- [Exercise requirements]
Of all the lines in this data, how many include "text"? Respond with the number only.
— begin —
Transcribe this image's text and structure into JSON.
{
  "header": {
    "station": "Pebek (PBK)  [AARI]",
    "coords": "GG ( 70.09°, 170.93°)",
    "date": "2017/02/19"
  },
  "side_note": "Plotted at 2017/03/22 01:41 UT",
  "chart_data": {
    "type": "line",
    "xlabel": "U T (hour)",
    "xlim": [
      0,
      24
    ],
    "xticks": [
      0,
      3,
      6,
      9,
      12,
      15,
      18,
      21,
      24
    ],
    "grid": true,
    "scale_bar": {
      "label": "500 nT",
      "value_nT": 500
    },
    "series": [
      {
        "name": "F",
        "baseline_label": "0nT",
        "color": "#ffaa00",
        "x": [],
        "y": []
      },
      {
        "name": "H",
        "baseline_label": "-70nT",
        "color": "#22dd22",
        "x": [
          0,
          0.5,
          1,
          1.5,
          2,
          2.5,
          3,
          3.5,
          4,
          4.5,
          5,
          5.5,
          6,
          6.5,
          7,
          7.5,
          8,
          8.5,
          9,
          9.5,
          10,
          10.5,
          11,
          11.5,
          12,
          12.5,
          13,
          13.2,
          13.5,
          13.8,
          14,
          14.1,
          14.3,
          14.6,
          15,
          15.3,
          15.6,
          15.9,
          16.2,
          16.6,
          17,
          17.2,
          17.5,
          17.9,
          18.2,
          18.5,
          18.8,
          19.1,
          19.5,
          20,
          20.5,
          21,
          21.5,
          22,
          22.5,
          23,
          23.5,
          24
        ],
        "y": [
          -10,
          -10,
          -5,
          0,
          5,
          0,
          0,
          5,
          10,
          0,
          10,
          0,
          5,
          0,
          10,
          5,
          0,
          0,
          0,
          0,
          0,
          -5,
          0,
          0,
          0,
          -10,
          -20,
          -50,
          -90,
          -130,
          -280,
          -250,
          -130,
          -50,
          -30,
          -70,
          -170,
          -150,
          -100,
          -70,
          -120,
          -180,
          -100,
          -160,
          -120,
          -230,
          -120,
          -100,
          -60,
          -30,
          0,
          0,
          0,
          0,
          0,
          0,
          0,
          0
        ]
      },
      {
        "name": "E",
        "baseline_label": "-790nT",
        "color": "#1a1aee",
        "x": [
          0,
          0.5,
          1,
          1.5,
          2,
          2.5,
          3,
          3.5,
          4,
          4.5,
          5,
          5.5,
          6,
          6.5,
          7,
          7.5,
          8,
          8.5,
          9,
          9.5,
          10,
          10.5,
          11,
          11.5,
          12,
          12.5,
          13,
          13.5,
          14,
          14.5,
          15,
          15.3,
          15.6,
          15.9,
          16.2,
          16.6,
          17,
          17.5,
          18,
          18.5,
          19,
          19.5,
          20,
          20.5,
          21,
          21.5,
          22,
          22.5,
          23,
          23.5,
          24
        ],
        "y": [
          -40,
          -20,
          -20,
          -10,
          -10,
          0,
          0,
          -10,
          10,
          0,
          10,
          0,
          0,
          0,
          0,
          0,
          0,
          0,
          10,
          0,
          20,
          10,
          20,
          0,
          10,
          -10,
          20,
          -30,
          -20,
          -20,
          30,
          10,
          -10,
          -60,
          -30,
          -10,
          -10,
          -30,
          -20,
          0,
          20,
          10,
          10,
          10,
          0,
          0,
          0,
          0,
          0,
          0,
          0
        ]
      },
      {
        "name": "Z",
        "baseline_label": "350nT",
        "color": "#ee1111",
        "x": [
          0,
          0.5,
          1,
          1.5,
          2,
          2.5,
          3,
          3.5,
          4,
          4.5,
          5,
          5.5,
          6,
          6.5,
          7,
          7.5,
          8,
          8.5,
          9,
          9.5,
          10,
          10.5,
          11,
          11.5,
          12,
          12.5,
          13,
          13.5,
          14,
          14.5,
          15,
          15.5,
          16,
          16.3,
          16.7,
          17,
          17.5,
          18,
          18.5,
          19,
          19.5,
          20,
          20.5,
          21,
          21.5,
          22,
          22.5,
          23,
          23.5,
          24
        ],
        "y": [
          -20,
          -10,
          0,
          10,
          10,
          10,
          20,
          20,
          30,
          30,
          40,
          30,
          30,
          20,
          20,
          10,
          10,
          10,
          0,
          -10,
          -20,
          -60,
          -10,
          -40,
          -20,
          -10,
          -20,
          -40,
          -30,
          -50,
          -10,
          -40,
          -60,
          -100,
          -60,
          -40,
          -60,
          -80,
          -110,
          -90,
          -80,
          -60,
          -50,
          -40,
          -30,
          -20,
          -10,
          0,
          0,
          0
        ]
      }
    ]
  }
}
— end —
— begin —
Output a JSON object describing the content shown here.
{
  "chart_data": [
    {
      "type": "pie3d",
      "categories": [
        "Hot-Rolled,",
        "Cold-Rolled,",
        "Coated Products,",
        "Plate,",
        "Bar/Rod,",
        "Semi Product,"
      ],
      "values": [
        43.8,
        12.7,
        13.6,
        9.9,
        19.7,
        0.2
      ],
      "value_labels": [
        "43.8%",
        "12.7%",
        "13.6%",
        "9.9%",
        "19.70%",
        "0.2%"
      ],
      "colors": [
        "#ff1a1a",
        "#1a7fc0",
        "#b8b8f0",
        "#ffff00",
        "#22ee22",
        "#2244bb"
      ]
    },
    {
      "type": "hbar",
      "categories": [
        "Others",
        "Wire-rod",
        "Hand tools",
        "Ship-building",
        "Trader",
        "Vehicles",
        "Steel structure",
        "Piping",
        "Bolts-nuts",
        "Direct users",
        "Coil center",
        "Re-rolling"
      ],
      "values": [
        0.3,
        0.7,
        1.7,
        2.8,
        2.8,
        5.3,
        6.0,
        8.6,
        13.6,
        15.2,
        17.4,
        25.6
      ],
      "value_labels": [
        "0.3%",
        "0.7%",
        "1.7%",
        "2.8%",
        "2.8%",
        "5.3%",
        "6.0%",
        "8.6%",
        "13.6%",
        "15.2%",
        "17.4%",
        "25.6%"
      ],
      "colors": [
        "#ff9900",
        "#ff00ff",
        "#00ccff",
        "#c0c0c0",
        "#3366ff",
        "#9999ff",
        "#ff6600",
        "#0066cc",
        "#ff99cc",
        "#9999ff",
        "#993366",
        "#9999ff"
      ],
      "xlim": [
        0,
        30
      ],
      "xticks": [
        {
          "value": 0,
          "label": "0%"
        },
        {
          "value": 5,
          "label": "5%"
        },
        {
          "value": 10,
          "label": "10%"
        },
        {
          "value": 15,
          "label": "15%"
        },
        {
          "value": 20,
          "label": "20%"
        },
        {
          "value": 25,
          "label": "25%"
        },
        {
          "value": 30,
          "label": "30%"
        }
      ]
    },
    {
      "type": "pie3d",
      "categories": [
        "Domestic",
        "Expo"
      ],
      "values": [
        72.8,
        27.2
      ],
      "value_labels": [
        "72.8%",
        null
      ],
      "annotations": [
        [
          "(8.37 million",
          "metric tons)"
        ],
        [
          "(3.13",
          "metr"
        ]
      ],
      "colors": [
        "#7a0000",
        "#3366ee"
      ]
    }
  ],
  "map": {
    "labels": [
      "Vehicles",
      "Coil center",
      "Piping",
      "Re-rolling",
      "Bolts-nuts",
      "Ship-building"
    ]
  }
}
— end —
— begin —
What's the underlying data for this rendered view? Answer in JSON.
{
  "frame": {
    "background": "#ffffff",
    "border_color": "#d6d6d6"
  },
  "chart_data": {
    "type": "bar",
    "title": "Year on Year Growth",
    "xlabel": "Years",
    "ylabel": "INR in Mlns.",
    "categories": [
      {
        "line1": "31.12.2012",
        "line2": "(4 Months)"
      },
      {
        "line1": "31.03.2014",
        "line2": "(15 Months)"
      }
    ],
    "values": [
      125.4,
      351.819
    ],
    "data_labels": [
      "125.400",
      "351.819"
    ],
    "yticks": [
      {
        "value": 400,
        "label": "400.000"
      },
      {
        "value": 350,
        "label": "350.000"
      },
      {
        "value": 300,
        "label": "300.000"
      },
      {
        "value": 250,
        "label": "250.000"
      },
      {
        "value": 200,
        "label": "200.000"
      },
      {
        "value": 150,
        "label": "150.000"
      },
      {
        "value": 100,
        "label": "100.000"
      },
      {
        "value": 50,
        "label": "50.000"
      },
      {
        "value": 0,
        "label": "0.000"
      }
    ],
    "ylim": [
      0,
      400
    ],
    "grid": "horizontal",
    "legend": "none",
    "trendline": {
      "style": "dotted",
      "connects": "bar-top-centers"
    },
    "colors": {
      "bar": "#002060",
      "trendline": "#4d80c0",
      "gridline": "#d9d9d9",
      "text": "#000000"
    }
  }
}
— end —
- [Correct output]
2